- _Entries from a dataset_
----

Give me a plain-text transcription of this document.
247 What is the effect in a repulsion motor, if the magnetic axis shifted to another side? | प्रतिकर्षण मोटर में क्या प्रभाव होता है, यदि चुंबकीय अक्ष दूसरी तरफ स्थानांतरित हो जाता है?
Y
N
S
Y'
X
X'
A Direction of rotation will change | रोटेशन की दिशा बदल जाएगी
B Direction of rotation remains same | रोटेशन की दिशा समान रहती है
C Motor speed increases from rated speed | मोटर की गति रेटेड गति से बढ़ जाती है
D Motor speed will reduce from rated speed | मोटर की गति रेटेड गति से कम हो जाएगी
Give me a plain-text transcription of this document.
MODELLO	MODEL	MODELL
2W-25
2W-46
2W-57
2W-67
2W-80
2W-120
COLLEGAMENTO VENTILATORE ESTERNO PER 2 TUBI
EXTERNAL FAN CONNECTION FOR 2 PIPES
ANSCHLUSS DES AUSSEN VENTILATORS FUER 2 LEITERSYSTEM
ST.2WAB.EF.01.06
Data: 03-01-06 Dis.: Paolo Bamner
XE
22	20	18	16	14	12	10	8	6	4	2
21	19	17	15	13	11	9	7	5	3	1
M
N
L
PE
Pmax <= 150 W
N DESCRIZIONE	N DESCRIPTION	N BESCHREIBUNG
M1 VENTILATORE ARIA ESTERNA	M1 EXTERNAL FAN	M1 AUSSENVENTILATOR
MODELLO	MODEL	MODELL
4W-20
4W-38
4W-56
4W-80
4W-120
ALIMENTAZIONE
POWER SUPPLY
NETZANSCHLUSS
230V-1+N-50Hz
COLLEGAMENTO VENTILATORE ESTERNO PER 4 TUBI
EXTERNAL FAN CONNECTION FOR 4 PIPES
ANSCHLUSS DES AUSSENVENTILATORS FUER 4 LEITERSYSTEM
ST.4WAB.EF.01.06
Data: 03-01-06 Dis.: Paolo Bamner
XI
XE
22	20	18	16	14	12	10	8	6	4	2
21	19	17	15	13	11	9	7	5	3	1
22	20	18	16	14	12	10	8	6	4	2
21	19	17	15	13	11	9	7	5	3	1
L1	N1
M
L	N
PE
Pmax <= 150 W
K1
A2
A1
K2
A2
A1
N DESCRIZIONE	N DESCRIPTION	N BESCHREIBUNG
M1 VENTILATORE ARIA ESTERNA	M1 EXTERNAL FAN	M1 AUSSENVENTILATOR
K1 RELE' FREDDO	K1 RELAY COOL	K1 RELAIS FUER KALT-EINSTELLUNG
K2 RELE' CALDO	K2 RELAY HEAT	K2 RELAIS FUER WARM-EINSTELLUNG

----

- _OBJECTIVE_
Print the listing above in full, exactly as it is.

- _FINAL RESULT_
Give me a plain-text transcription of this document.
247 What is the effect in a repulsion motor, if the magnetic axis shifted to another side? | प्रतिकर्षण मोटर में क्या प्रभाव होता है, यदि चुंबकीय अक्ष दूसरी तरफ स्थानांतरित हो जाता है?
Y
N
S
Y'
X
X'
A Direction of rotation will change | रोटेशन की दिशा बदल जाएगी
B Direction of rotation remains same | रोटेशन की दिशा समान रहती है
C Motor speed increases from rated speed | मोटर की गति रेटेड गति से बढ़ जाती है
D Motor speed will reduce from rated speed | मोटर की गति रेटेड गति से कम हो जाएगी
Give me a plain-text transcription of this document.
MODELLO	MODEL	MODELL
2W-25
2W-46
2W-57
2W-67
2W-80
2W-120
COLLEGAMENTO VENTILATORE ESTERNO PER 2 TUBI
EXTERNAL FAN CONNECTION FOR 2 PIPES
ANSCHLUSS DES AUSSEN VENTILATORS FUER 2 LEITERSYSTEM
ST.2WAB.EF.01.06
Data: 03-01-06 Dis.: Paolo Bamner
XE
22	20	18	16	14	12	10	8	6	4	2
21	19	17	15	13	11	9	7	5	3	1
M
N
L
PE
Pmax <= 150 W
N DESCRIZIONE	N DESCRIPTION	N BESCHREIBUNG
M1 VENTILATORE ARIA ESTERNA	M1 EXTERNAL FAN	M1 AUSSENVENTILATOR
MODELLO	MODEL	MODELL
4W-20
4W-38
4W-56
4W-80
4W-120
ALIMENTAZIONE
POWER SUPPLY
NETZANSCHLUSS
230V-1+N-50Hz
COLLEGAMENTO VENTILATORE ESTERNO PER 4 TUBI
EXTERNAL FAN CONNECTION FOR 4 PIPES
ANSCHLUSS DES AUSSENVENTILATORS FUER 4 LEITERSYSTEM
ST.4WAB.EF.01.06
Data: 03-01-06 Dis.: Paolo Bamner
XI
XE
22	20	18	16	14	12	10	8	6	4	2
21	19	17	15	13	11	9	7	5	3	1
22	20	18	16	14	12	10	8	6	4	2
21	19	17	15	13	11	9	7	5	3	1
L1	N1
M
L	N
PE
Pmax <= 150 W
K1
A2
A1
K2
A2
A1
N DESCRIZIONE	N DESCRIPTION	N BESCHREIBUNG
M1 VENTILATORE ARIA ESTERNA	M1 EXTERNAL FAN	M1 AUSSENVENTILATOR
K1 RELE' FREDDO	K1 RELAY COOL	K1 RELAIS FUER KALT-EINSTELLUNG
K2 RELE' CALDO	K2 RELAY HEAT	K2 RELAIS FUER WARM-EINSTELLUNG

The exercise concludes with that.